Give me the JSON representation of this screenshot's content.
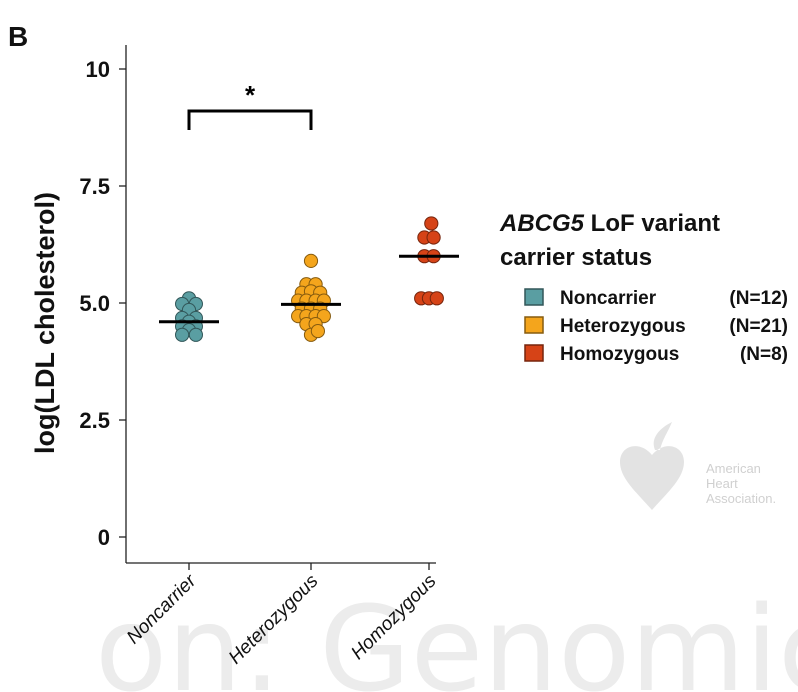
{
  "panel_label": "B",
  "background_text": "on: Genomic",
  "watermark": {
    "text_lines": [
      "American",
      "Heart",
      "Association."
    ],
    "color": "#d6d6d6"
  },
  "chart_data": {
    "type": "scatter",
    "title": "",
    "ylabel": "log(LDL cholesterol)",
    "xlabel": "",
    "categories": [
      "Noncarrier",
      "Heterozygous",
      "Homozygous"
    ],
    "ylim": [
      0,
      10
    ],
    "yticks": [
      0,
      2.5,
      5,
      7.5,
      10
    ],
    "ytick_labels": [
      "0",
      "2.5",
      "5.0",
      "7.5",
      "10"
    ],
    "grid": false,
    "legend": {
      "title_italic": "ABCG5",
      "title_rest": " LoF variant",
      "title_line2": "carrier status",
      "placement": "right",
      "entries": [
        {
          "name": "Noncarrier",
          "n": "(N=12)"
        },
        {
          "name": "Heterozygous",
          "n": "(N=21)"
        },
        {
          "name": "Homozygous",
          "n": "(N=8)"
        }
      ]
    },
    "significance": {
      "between": [
        "Noncarrier",
        "Heterozygous"
      ],
      "label": "*"
    },
    "series": [
      {
        "name": "Noncarrier",
        "color": "#5a9ea2",
        "median": 4.6,
        "points": [
          {
            "x": 0,
            "y": 5.1
          },
          {
            "x": -0.15,
            "y": 4.98
          },
          {
            "x": 0.15,
            "y": 4.98
          },
          {
            "x": 0,
            "y": 4.85
          },
          {
            "x": -0.15,
            "y": 4.68
          },
          {
            "x": 0.15,
            "y": 4.68
          },
          {
            "x": 0,
            "y": 4.6
          },
          {
            "x": -0.15,
            "y": 4.5
          },
          {
            "x": 0.15,
            "y": 4.5
          },
          {
            "x": 0,
            "y": 4.42
          },
          {
            "x": -0.15,
            "y": 4.32
          },
          {
            "x": 0.15,
            "y": 4.32
          }
        ]
      },
      {
        "name": "Heterozygous",
        "color": "#f4a51c",
        "median": 4.97,
        "points": [
          {
            "x": 0,
            "y": 5.9
          },
          {
            "x": -0.1,
            "y": 5.4
          },
          {
            "x": 0.1,
            "y": 5.4
          },
          {
            "x": -0.2,
            "y": 5.22
          },
          {
            "x": 0,
            "y": 5.25
          },
          {
            "x": 0.2,
            "y": 5.22
          },
          {
            "x": -0.28,
            "y": 5.05
          },
          {
            "x": -0.1,
            "y": 5.05
          },
          {
            "x": 0.1,
            "y": 5.05
          },
          {
            "x": 0.28,
            "y": 5.05
          },
          {
            "x": -0.2,
            "y": 4.88
          },
          {
            "x": 0,
            "y": 4.88
          },
          {
            "x": 0.2,
            "y": 4.88
          },
          {
            "x": -0.28,
            "y": 4.72
          },
          {
            "x": -0.1,
            "y": 4.72
          },
          {
            "x": 0.1,
            "y": 4.72
          },
          {
            "x": 0.28,
            "y": 4.72
          },
          {
            "x": -0.1,
            "y": 4.55
          },
          {
            "x": 0.1,
            "y": 4.55
          },
          {
            "x": 0,
            "y": 4.32
          },
          {
            "x": 0.15,
            "y": 4.4
          }
        ]
      },
      {
        "name": "Homozygous",
        "color": "#d64317",
        "median": 6.0,
        "points": [
          {
            "x": 0.05,
            "y": 6.7
          },
          {
            "x": -0.1,
            "y": 6.4
          },
          {
            "x": 0.1,
            "y": 6.4
          },
          {
            "x": -0.1,
            "y": 6.0
          },
          {
            "x": 0.1,
            "y": 6.0
          },
          {
            "x": -0.17,
            "y": 5.1
          },
          {
            "x": 0,
            "y": 5.1
          },
          {
            "x": 0.17,
            "y": 5.1
          }
        ]
      }
    ]
  }
}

**HOW TO COMPLETE THIS TASK**
Lines holding the word "color" in the entries above are the ones to pull out. Copy them all.

**RESULT OF THIS TASK**
    "color": "#d6d6d6"
        "color": "#5a9ea2",
        "color": "#f4a51c",
        "color": "#d64317",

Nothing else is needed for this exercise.